[INPUT RECORDS]
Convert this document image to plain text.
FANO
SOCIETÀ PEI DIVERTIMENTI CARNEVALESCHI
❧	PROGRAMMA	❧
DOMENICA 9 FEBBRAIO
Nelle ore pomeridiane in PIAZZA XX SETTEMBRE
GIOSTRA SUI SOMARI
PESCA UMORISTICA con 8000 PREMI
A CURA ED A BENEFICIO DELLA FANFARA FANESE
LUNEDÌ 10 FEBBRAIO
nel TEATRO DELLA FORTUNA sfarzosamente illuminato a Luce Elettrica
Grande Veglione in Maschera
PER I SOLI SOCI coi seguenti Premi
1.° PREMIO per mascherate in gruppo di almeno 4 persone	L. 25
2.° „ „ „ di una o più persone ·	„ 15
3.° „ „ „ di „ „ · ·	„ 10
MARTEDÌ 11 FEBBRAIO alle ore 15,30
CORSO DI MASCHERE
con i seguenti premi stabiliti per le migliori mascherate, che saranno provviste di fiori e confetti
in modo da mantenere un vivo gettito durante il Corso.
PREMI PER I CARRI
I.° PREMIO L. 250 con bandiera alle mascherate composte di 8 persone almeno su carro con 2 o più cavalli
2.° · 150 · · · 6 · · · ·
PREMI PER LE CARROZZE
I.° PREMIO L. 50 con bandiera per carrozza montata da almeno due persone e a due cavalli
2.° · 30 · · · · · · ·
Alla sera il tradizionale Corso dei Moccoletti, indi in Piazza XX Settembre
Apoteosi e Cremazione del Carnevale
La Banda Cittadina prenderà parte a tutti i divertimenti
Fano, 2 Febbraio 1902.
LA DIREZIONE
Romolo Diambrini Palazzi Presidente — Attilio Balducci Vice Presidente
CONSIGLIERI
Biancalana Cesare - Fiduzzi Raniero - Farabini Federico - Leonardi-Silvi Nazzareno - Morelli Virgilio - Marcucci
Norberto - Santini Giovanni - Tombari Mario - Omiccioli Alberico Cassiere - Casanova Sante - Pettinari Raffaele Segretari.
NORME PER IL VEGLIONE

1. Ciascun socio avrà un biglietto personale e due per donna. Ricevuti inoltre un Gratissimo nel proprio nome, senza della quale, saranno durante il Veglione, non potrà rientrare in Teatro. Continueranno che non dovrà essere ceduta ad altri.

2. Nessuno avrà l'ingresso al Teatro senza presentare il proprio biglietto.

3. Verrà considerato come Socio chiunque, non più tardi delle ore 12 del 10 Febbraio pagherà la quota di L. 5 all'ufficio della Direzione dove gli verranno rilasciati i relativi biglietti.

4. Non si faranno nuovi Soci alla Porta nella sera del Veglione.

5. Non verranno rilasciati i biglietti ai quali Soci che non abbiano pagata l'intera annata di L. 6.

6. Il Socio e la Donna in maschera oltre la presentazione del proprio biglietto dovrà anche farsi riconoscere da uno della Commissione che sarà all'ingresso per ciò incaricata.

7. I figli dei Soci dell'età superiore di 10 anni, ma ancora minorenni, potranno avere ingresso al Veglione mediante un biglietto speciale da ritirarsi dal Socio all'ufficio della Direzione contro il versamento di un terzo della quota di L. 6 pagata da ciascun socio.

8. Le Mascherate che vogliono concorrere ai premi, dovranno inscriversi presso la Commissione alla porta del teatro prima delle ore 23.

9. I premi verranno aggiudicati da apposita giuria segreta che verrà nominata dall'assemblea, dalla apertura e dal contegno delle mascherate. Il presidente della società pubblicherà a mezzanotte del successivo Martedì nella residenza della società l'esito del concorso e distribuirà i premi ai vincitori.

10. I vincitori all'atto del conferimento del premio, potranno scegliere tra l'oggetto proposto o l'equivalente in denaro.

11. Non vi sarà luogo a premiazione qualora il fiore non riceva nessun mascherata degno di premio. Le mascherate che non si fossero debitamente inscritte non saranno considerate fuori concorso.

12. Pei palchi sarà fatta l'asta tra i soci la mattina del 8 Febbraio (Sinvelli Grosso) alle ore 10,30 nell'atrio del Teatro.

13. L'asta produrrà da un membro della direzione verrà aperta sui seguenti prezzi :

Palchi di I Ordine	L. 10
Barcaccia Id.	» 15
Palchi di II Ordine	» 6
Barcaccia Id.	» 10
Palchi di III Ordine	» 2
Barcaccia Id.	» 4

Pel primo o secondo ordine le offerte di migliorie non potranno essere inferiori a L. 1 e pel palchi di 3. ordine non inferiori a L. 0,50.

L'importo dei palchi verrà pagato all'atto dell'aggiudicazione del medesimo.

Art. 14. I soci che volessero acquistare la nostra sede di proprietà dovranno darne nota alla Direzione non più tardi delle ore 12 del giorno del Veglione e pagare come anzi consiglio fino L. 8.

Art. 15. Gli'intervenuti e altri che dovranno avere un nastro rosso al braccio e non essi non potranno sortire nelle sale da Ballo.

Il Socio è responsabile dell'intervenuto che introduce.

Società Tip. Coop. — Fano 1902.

[EXERCISE]
In the listing above, count each line that holds the string "Barcaccia". Give the number only.

[ANSWER TO THIS PROBLEM]
3